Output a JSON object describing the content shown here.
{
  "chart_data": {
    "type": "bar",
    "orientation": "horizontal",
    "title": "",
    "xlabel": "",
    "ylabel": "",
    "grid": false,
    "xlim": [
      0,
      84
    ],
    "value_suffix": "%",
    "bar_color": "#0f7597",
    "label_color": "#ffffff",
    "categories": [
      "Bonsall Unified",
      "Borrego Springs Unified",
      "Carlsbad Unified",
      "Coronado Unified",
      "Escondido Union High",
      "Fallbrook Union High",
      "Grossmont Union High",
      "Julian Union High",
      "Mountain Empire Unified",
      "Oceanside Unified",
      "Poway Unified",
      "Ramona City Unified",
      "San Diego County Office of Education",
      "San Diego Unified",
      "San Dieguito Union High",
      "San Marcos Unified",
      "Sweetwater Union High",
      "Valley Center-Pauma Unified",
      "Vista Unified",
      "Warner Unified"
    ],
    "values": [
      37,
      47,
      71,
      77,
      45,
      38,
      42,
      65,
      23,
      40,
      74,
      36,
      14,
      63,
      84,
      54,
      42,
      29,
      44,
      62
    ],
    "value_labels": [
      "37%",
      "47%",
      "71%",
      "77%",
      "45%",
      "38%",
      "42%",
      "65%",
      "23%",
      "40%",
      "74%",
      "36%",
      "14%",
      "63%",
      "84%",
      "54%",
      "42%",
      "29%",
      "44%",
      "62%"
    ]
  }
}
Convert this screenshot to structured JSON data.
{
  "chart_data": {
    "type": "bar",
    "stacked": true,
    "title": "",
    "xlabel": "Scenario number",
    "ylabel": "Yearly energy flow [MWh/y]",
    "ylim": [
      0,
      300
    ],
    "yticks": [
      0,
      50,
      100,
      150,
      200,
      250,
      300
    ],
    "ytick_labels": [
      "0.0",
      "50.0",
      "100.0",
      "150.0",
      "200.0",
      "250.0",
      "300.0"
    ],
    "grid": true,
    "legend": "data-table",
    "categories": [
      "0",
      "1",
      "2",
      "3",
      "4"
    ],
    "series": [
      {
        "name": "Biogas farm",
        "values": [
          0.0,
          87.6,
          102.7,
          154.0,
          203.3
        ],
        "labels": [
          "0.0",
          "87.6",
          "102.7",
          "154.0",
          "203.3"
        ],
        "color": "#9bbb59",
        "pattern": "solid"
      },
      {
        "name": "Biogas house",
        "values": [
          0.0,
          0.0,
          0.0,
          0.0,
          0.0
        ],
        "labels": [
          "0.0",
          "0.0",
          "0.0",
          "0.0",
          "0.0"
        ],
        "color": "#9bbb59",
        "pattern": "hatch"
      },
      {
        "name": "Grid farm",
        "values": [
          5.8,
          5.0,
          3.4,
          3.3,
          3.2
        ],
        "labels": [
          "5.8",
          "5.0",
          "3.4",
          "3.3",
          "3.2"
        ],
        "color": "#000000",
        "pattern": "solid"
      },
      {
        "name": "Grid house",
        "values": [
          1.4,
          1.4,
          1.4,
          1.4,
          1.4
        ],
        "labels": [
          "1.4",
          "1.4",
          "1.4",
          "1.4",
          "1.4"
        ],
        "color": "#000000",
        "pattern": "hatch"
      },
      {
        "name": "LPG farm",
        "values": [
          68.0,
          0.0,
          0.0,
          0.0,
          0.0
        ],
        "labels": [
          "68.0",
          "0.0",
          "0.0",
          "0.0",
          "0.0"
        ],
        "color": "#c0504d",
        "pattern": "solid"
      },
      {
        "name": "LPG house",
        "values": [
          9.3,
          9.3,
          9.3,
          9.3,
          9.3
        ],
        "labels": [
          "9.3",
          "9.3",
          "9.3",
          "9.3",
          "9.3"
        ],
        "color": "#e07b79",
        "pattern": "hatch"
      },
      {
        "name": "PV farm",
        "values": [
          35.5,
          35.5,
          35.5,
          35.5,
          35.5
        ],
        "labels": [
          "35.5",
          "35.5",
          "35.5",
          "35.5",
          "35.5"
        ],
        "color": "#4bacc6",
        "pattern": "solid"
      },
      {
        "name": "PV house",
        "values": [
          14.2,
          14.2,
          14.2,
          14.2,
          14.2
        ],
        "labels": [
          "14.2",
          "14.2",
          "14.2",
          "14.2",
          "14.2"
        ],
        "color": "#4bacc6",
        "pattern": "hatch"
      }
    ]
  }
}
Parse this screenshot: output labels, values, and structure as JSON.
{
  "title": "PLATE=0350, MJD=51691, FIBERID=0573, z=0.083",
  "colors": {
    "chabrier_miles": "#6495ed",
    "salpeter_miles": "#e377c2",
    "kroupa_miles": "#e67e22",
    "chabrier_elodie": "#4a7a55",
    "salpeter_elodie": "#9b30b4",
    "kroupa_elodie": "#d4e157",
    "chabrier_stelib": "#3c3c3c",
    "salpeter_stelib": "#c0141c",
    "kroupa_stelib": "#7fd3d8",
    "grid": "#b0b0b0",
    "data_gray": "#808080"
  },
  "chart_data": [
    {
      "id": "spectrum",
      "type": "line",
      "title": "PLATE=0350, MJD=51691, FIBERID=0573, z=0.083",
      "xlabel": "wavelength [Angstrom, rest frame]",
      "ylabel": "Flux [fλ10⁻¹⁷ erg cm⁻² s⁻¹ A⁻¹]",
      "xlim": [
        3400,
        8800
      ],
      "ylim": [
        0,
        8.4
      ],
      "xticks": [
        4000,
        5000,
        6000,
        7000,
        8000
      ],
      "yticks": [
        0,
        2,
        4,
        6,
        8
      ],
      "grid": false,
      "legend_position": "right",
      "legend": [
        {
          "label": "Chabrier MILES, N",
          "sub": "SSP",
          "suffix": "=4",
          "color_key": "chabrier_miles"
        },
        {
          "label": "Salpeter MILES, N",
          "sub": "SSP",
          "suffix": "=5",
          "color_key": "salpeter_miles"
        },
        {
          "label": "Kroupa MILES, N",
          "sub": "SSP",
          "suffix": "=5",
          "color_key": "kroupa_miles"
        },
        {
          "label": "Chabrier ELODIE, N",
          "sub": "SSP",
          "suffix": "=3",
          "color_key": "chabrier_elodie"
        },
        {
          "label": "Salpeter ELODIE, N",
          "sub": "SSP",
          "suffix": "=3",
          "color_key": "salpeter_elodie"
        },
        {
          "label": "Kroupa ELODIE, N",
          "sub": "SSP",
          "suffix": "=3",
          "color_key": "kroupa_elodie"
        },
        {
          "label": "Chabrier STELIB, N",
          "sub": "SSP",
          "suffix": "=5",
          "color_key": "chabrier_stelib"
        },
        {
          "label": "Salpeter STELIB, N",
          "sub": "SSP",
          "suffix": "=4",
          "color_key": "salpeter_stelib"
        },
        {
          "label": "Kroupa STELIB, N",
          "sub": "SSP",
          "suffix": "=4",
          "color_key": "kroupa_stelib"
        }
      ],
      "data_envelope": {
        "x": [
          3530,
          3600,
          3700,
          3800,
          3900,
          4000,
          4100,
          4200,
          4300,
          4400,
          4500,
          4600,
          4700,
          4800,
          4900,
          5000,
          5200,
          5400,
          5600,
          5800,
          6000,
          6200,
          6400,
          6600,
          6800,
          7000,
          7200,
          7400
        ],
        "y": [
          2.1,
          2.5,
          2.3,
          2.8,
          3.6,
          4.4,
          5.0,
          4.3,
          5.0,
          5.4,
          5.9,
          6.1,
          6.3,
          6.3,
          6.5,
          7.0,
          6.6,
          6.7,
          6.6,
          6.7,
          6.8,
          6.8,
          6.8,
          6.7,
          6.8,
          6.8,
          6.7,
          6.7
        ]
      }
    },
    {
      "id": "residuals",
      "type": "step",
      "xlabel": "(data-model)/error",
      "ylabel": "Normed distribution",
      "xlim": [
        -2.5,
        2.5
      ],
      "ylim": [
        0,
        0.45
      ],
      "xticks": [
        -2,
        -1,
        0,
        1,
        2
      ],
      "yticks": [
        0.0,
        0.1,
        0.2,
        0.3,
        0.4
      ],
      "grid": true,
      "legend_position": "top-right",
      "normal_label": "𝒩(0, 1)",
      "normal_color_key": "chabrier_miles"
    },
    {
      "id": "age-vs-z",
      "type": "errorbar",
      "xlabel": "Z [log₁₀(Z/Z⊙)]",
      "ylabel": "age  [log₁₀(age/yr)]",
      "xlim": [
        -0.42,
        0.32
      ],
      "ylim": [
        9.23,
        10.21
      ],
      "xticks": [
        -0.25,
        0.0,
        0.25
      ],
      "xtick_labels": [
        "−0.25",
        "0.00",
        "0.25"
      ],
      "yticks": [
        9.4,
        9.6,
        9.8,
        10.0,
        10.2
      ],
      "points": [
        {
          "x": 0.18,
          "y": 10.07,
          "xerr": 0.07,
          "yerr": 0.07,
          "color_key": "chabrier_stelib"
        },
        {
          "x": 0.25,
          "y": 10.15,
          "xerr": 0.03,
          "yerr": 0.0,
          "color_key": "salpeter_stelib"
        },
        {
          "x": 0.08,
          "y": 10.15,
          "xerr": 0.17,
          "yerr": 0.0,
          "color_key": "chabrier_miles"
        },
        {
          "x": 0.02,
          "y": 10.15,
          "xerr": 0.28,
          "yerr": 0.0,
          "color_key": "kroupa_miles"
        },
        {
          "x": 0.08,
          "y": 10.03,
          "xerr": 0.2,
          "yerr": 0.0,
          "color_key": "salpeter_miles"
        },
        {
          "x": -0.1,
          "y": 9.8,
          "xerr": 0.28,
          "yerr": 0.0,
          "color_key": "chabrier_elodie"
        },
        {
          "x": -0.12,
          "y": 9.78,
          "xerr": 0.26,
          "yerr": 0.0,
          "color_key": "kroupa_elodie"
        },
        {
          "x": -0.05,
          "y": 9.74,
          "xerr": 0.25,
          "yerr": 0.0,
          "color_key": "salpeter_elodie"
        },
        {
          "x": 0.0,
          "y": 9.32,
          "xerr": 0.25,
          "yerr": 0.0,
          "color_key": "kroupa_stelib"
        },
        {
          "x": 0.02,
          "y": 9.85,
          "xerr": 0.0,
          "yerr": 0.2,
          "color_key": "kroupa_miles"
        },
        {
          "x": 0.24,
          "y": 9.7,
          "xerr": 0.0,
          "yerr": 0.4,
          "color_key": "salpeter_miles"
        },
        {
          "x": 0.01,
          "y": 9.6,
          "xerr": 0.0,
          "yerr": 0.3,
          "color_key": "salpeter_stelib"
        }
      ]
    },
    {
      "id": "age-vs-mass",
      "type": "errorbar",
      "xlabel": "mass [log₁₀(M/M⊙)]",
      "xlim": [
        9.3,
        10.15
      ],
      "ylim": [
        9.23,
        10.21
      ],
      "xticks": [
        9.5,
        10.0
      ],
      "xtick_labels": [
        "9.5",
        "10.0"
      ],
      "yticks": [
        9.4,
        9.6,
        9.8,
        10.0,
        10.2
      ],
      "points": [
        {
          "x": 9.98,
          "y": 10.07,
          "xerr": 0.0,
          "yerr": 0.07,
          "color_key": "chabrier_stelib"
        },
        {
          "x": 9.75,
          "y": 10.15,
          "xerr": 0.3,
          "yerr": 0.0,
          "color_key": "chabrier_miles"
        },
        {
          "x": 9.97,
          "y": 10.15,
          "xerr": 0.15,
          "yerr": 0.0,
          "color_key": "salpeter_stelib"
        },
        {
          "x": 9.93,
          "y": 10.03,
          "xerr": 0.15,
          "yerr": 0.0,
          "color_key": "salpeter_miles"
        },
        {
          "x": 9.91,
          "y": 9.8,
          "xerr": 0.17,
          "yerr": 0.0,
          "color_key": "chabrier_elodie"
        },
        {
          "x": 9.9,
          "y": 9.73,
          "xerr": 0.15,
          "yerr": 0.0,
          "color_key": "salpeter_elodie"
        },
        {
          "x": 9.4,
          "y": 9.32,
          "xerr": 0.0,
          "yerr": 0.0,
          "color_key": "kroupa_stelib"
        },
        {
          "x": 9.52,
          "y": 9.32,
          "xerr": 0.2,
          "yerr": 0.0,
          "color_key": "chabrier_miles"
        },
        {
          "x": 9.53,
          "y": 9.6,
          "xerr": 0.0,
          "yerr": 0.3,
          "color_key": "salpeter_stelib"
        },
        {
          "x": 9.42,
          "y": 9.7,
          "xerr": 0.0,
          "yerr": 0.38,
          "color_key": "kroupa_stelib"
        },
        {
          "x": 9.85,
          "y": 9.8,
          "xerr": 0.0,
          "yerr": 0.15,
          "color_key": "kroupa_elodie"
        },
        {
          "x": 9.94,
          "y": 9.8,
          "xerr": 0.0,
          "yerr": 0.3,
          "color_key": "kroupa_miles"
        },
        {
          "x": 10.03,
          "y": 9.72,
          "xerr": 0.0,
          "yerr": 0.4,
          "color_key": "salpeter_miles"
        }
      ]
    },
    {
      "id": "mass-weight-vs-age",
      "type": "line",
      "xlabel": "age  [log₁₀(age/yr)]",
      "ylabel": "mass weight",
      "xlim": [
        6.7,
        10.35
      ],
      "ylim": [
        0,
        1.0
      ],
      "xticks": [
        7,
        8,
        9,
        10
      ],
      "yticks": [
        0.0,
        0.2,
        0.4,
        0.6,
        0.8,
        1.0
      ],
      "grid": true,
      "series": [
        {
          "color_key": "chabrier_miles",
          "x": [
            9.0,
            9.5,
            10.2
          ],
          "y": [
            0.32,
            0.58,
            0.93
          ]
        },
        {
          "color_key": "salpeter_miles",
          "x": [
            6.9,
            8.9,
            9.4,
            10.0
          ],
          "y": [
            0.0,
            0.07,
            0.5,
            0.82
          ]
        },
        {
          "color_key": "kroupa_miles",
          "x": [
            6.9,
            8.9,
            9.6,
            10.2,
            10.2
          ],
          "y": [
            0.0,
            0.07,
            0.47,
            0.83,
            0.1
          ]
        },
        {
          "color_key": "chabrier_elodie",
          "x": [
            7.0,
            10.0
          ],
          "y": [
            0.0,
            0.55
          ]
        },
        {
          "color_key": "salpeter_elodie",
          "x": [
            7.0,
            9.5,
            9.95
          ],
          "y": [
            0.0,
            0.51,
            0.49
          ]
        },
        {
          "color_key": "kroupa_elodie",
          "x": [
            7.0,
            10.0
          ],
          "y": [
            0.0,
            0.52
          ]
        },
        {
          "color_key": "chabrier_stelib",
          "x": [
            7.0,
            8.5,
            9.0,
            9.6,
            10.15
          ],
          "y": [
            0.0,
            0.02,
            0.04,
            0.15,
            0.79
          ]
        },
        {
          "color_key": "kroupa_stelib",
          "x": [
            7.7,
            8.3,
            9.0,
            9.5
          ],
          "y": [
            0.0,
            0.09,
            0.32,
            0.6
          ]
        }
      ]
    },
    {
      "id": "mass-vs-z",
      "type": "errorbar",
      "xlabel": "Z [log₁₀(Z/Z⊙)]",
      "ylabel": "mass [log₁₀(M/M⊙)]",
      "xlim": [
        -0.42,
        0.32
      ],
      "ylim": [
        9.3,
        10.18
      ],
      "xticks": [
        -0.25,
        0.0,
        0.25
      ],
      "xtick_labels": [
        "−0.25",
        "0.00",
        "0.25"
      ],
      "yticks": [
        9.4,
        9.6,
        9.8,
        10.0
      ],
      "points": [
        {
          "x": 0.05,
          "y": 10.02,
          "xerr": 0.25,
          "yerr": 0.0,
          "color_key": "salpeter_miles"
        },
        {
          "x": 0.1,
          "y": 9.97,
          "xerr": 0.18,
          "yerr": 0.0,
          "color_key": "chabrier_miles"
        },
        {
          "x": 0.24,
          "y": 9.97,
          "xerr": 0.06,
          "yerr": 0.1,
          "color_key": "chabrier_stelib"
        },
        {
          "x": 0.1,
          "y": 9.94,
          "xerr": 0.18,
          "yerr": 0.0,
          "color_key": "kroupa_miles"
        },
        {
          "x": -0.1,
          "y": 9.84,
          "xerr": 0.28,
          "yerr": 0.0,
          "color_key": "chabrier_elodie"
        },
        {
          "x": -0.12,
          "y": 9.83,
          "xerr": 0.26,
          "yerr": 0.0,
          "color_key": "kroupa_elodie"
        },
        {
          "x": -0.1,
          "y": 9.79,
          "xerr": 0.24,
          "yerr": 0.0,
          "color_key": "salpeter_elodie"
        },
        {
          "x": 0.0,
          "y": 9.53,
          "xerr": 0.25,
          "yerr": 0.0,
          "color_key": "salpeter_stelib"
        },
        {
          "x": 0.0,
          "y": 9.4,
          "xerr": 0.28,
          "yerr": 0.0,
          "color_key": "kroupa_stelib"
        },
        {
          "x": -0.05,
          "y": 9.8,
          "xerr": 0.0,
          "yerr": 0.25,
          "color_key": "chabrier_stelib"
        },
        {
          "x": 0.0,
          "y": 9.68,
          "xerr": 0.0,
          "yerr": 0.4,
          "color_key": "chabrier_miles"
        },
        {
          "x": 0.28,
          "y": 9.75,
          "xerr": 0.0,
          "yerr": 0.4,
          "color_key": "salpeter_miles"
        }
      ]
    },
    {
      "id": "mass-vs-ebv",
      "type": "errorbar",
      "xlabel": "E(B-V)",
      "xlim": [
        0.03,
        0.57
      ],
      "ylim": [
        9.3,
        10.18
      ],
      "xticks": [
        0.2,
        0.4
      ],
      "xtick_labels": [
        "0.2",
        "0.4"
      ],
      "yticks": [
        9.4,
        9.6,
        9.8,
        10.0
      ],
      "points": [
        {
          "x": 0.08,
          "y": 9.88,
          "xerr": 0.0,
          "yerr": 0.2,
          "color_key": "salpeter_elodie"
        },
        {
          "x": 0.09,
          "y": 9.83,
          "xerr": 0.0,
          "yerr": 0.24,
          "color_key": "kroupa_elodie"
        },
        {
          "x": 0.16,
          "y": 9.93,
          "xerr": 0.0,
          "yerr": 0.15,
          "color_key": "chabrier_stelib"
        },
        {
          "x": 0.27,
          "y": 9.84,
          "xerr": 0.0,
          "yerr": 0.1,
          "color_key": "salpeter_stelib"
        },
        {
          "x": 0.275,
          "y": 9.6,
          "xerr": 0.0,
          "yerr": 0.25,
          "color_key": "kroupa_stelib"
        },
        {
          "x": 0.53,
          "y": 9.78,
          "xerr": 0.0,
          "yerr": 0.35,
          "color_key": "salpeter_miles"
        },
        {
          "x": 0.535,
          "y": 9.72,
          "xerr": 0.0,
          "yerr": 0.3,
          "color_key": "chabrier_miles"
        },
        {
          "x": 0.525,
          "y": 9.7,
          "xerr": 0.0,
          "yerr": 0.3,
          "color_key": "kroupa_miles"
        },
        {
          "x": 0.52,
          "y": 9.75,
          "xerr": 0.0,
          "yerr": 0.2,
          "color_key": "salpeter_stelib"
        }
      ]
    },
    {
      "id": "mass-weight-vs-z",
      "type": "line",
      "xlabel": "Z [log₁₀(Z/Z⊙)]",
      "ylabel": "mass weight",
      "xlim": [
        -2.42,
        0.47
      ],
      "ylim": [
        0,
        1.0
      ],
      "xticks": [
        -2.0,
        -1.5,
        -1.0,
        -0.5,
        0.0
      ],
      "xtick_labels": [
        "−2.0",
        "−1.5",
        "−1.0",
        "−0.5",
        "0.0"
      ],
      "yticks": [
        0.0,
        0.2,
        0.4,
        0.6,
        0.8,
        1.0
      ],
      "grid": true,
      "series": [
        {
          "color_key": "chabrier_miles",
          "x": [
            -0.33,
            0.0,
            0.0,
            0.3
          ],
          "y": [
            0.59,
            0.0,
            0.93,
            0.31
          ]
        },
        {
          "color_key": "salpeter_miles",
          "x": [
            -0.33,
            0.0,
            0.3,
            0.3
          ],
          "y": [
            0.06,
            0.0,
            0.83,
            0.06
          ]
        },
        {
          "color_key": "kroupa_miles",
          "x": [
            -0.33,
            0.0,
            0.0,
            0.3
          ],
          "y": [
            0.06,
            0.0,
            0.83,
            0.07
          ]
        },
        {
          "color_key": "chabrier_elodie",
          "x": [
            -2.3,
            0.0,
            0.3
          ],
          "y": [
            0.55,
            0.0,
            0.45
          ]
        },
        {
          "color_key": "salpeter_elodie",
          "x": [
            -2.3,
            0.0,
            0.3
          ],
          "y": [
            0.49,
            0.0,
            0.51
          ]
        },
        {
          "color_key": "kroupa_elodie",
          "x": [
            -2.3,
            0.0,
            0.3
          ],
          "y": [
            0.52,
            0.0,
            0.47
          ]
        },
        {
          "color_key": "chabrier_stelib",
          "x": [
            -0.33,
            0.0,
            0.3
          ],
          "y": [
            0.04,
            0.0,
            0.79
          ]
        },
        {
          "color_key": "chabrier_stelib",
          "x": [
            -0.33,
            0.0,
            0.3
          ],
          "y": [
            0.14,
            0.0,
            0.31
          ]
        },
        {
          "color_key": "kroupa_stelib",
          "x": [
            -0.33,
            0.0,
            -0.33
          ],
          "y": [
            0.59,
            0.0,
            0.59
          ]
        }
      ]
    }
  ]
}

----

- [WHAT TO WORK ON]
Report how many lines in these entries contain "High". Answer with the number only.

- [EXERCISE SOLUTION]
6